» **EXERCISE AIM**
The records below must be retyped exactly.

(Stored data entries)

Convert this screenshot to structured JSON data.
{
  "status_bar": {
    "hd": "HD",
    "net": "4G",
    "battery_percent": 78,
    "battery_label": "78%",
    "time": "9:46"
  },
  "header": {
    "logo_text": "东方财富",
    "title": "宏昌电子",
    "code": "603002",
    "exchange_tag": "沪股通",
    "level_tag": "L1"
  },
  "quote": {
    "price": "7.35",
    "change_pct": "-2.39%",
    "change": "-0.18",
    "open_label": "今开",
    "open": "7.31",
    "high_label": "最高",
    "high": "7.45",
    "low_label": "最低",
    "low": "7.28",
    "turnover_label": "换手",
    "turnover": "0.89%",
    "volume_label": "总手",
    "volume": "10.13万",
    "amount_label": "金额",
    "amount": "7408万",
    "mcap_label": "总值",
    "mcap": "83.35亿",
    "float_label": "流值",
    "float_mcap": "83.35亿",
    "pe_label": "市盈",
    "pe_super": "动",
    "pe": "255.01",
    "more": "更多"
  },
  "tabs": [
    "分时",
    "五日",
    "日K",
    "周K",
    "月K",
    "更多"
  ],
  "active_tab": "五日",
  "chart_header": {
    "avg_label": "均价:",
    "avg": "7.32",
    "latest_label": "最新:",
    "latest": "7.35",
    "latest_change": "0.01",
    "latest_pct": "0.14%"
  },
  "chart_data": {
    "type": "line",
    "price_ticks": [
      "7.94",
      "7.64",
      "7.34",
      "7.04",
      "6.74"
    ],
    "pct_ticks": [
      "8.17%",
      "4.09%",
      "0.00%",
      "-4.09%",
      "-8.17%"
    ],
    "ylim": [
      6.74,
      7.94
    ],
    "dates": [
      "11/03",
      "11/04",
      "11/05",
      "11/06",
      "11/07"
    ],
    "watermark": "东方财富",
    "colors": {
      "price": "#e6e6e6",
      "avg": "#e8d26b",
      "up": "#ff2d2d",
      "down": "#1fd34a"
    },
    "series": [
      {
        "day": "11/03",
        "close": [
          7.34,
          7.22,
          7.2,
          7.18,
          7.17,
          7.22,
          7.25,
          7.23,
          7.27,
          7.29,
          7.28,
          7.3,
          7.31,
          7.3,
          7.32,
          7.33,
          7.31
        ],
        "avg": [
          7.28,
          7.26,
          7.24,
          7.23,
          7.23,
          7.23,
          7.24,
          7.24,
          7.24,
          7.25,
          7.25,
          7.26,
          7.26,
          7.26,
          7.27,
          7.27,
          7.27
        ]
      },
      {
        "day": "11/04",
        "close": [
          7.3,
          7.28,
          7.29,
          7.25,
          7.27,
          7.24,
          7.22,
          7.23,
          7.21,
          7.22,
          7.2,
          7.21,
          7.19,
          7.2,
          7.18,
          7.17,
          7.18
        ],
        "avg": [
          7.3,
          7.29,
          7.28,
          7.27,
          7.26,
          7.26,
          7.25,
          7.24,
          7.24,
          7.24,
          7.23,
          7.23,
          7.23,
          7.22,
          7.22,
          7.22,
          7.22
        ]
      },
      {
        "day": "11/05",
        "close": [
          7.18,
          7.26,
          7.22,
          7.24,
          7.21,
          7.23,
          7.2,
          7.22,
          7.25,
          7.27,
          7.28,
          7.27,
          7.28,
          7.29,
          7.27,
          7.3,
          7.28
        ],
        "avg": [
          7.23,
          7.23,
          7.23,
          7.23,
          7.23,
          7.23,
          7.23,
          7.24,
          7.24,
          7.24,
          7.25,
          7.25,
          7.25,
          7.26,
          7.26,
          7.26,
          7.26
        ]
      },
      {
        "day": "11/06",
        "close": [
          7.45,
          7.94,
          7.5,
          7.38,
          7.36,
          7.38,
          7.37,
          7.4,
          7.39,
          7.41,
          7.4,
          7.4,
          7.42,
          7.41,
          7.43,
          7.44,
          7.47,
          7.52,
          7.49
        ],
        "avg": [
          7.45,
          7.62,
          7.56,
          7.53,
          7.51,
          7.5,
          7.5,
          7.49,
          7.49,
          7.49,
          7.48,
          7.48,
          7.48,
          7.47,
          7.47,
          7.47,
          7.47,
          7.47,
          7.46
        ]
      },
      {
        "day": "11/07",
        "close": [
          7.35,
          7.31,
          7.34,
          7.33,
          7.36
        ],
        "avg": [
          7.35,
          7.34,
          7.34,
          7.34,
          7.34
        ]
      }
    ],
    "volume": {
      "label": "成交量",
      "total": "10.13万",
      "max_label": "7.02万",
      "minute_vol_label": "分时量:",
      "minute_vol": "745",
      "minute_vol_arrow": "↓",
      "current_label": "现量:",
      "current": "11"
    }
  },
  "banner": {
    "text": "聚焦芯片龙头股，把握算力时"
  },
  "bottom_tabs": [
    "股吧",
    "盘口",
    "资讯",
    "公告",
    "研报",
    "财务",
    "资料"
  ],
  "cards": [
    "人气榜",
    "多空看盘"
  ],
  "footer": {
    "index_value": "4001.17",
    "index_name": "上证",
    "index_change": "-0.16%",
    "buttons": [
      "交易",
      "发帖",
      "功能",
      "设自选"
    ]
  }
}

» **OUTPUT FOR THIS EXERCISE**
Convert this screenshot to structured JSON data.
{
  "status_bar": {
    "hd": "HD",
    "net": "4G",
    "battery_percent": 78,
    "battery_label": "78%",
    "time": "9:46"
  },
  "header": {
    "logo_text": "东方财富",
    "title": "宏昌电子",
    "code": "603002",
    "exchange_tag": "沪股通",
    "level_tag": "L1"
  },
  "quote": {
    "price": "7.35",
    "change_pct": "-2.39%",
    "change": "-0.18",
    "open_label": "今开",
    "open": "7.31",
    "high_label": "最高",
    "high": "7.45",
    "low_label": "最低",
    "low": "7.28",
    "turnover_label": "换手",
    "turnover": "0.89%",
    "volume_label": "总手",
    "volume": "10.13万",
    "amount_label": "金额",
    "amount": "7408万",
    "mcap_label": "总值",
    "mcap": "83.35亿",
    "float_label": "流值",
    "float_mcap": "83.35亿",
    "pe_label": "市盈",
    "pe_super": "动",
    "pe": "255.01",
    "more": "更多"
  },
  "tabs": [
    "分时",
    "五日",
    "日K",
    "周K",
    "月K",
    "更多"
  ],
  "active_tab": "五日",
  "chart_header": {
    "avg_label": "均价:",
    "avg": "7.32",
    "latest_label": "最新:",
    "latest": "7.35",
    "latest_change": "0.01",
    "latest_pct": "0.14%"
  },
  "chart_data": {
    "type": "line",
    "price_ticks": [
      "7.94",
      "7.64",
      "7.34",
      "7.04",
      "6.74"
    ],
    "pct_ticks": [
      "8.17%",
      "4.09%",
      "0.00%",
      "-4.09%",
      "-8.17%"
    ],
    "ylim": [
      6.74,
      7.94
    ],
    "dates": [
      "11/03",
      "11/04",
      "11/05",
      "11/06",
      "11/07"
    ],
    "watermark": "东方财富",
    "colors": {
      "price": "#e6e6e6",
      "avg": "#e8d26b",
      "up": "#ff2d2d",
      "down": "#1fd34a"
    },
    "series": [
      {
        "day": "11/03",
        "close": [
          7.34,
          7.22,
          7.2,
          7.18,
          7.17,
          7.22,
          7.25,
          7.23,
          7.27,
          7.29,
          7.28,
          7.3,
          7.31,
          7.3,
          7.32,
          7.33,
          7.31
        ],
        "avg": [
          7.28,
          7.26,
          7.24,
          7.23,
          7.23,
          7.23,
          7.24,
          7.24,
          7.24,
          7.25,
          7.25,
          7.26,
          7.26,
          7.26,
          7.27,
          7.27,
          7.27
        ]
      },
      {
        "day": "11/04",
        "close": [
          7.3,
          7.28,
          7.29,
          7.25,
          7.27,
          7.24,
          7.22,
          7.23,
          7.21,
          7.22,
          7.2,
          7.21,
          7.19,
          7.2,
          7.18,
          7.17,
          7.18
        ],
        "avg": [
          7.3,
          7.29,
          7.28,
          7.27,
          7.26,
          7.26,
          7.25,
          7.24,
          7.24,
          7.24,
          7.23,
          7.23,
          7.23,
          7.22,
          7.22,
          7.22,
          7.22
        ]
      },
      {
        "day": "11/05",
        "close": [
          7.18,
          7.26,
          7.22,
          7.24,
          7.21,
          7.23,
          7.2,
          7.22,
          7.25,
          7.27,
          7.28,
          7.27,
          7.28,
          7.29,
          7.27,
          7.3,
          7.28
        ],
        "avg": [
          7.23,
          7.23,
          7.23,
          7.23,
          7.23,
          7.23,
          7.23,
          7.24,
          7.24,
          7.24,
          7.25,
          7.25,
          7.25,
          7.26,
          7.26,
          7.26,
          7.26
        ]
      },
      {
        "day": "11/06",
        "close": [
          7.45,
          7.94,
          7.5,
          7.38,
          7.36,
          7.38,
          7.37,
          7.4,
          7.39,
          7.41,
          7.4,
          7.4,
          7.42,
          7.41,
          7.43,
          7.44,
          7.47,
          7.52,
          7.49
        ],
        "avg": [
          7.45,
          7.62,
          7.56,
          7.53,
          7.51,
          7.5,
          7.5,
          7.49,
          7.49,
          7.49,
          7.48,
          7.48,
          7.48,
          7.47,
          7.47,
          7.47,
          7.47,
          7.47,
          7.46
        ]
      },
      {
        "day": "11/07",
        "close": [
          7.35,
          7.31,
          7.34,
          7.33,
          7.36
        ],
        "avg": [
          7.35,
          7.34,
          7.34,
          7.34,
          7.34
        ]
      }
    ],
    "volume": {
      "label": "成交量",
      "total": "10.13万",
      "max_label": "7.02万",
      "minute_vol_label": "分时量:",
      "minute_vol": "745",
      "minute_vol_arrow": "↓",
      "current_label": "现量:",
      "current": "11"
    }
  },
  "banner": {
    "text": "聚焦芯片龙头股，把握算力时"
  },
  "bottom_tabs": [
    "股吧",
    "盘口",
    "资讯",
    "公告",
    "研报",
    "财务",
    "资料"
  ],
  "cards": [
    "人气榜",
    "多空看盘"
  ],
  "footer": {
    "index_value": "4001.17",
    "index_name": "上证",
    "index_change": "-0.16%",
    "buttons": [
      "交易",
      "发帖",
      "功能",
      "设自选"
    ]
  }
}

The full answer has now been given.